Oracle8i SQL Reference Release 2 (8.1.6) A76989-01 |
|
Functions, 75 of 121
The linear regression functions are:
For information on syntax and semantics, see "Analytic Functions".
The linear regression functions fit an ordinary-least-squares regression line to a set of number pairs. You can use them as both aggregate and analytic functions.
Oracle applies the function to the set of (expr1, expr2) pairs after eliminating all pairs for which either expr1 or expr2 is null. Oracle computes all the regression functions simultaneously during a single pass through the data.
expr1 is interpreted as a value of the dependent variable (a "y value"), and expr2 is interpreted as a value of the independent variable (an "x value"). Both expressions must be numbers.
REGR_SLOPE
returns the slope of the line. The return value is a number and can be null. After the elimination of null (expr1, expr2) pairs, it makes the following computation:
COVAR_POP(expr1, expr2) / VAR_POP(expr2)
REGR_INTERCEPT
returns the y-intercept of the regression line. The return value is a number and can be null. After the elimination of null (expr1, expr2) pairs, it makes the following computation:
AVG(expr1) - REGR_SLOPE(expr1, expr2) * AVG(expr2)
REGR_COUNT
returns an integer that is the number of non-null number pairs used to fit the regression line.

Things to do
[a] Name every linear regression function that has its own heading in the Oracle linear regression functions reference.
[b] Carry on with the Oracle linear regression functions reference from the point where it stops.
The items that come next are separate material and are not part of the Oracle linear regression functions reference.

Dataset excerpts

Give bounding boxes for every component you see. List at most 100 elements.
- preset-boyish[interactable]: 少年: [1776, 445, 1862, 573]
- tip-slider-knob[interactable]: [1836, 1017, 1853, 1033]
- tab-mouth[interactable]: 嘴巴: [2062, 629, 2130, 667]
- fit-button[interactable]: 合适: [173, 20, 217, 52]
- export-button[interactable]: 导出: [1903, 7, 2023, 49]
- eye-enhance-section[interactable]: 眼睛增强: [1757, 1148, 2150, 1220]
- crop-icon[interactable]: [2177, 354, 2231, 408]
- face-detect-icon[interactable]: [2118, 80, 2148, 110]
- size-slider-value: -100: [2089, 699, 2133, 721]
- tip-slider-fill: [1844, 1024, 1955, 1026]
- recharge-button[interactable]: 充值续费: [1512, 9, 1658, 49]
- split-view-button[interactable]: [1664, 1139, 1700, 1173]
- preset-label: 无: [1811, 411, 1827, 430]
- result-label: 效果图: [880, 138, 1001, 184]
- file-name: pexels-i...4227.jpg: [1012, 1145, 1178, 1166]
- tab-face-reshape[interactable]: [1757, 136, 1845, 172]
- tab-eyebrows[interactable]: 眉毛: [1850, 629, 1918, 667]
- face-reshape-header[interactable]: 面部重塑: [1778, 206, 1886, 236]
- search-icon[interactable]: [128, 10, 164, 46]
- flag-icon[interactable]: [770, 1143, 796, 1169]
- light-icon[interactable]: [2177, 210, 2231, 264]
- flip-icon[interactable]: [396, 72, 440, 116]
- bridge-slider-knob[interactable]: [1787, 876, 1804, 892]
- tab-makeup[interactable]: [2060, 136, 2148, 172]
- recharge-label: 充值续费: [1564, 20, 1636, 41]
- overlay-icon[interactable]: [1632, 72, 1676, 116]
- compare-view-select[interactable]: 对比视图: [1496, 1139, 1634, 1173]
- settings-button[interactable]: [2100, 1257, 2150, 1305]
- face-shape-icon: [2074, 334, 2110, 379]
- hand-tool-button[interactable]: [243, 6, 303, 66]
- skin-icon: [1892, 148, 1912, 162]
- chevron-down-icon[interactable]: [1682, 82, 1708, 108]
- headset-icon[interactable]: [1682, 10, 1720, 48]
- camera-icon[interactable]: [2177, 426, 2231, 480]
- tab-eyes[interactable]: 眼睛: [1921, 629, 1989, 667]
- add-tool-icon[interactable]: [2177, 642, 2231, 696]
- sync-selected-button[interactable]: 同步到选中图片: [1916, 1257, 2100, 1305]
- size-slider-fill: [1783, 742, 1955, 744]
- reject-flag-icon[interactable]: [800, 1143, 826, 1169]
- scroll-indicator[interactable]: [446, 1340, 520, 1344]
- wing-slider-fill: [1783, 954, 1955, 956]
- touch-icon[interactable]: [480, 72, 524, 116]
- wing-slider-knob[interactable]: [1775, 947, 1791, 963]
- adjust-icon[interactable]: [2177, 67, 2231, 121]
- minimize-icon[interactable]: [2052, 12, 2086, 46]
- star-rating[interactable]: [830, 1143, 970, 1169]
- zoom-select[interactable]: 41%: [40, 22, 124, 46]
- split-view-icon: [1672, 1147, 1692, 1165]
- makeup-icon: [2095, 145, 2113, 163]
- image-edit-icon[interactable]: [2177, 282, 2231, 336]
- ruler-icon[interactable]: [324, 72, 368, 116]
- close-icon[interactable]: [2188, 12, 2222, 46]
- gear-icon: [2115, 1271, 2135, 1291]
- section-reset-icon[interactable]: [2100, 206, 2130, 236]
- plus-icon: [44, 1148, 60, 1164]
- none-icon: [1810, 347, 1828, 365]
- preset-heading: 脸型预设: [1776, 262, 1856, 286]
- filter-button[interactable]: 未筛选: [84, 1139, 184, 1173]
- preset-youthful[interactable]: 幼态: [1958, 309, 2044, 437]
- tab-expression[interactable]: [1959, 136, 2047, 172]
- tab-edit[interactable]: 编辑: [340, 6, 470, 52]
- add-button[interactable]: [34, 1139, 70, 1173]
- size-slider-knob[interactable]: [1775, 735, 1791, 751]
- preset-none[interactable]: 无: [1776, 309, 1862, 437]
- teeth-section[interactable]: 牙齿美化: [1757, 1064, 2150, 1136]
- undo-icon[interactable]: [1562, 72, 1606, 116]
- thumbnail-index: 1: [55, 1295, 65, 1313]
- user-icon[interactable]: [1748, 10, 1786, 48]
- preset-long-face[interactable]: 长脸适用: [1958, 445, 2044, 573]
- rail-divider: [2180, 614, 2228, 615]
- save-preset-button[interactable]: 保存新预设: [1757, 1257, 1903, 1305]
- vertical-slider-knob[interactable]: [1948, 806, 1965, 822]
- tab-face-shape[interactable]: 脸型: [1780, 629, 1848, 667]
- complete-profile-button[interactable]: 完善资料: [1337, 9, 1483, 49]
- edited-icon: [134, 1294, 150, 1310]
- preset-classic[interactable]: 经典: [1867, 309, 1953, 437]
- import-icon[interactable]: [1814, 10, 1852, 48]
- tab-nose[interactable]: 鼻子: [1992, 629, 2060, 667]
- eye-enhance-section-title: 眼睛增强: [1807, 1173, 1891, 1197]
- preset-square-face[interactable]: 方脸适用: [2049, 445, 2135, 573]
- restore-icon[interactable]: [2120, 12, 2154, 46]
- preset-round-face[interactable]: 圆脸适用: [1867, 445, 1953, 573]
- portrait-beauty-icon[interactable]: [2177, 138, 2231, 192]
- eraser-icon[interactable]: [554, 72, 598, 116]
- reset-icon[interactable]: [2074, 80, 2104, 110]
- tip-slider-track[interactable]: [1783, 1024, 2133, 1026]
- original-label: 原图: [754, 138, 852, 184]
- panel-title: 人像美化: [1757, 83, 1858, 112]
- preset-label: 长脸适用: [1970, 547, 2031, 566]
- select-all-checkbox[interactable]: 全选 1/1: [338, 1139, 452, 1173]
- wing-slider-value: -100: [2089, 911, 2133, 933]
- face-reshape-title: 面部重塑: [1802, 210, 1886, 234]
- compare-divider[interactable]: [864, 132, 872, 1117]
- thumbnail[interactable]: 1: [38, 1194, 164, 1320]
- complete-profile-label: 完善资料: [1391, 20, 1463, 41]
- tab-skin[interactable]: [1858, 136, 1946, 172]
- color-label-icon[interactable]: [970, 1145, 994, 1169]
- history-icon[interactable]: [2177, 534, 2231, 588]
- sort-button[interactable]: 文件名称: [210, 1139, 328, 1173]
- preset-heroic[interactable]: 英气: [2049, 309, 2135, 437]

Responses to the exercise
[a] REGR_SLOPE, REGR_INTERCEPT, REGR_COUNT

[b]
REGR_R2
returns the coefficient of determination (also called "R-squared" or "goodness of fit") for the regression. The return value is a number and can be null. VAR_POP
(expr1) and VAR_POP
(expr2) are evaluated after the elimination of null pairs. The return values are:
NULL if VAR_POP(expr2) = 0 1 if VAR_POP(expr1) = 0 and VAR_POP(expr2) != 0 POWER(CORR(expr1,expr),2) if VAR_POP(expr1) > 0 and VAR_POP(expr2 != 0
All of the remaining regression functions return a number and can be null:
REGR_AVGX
evaluates the average of the independent variable (expr2) of the regression line. It makes the following computation after the elimination of null (expr1, expr2) pairs:
AVG(expr2)
REGR_AVGY
evaluates the average of the dependent variable (expr1) of the regression line. It makes the following computation after the elimination of null (expr1, expr2) pairs:
AVG(expr1)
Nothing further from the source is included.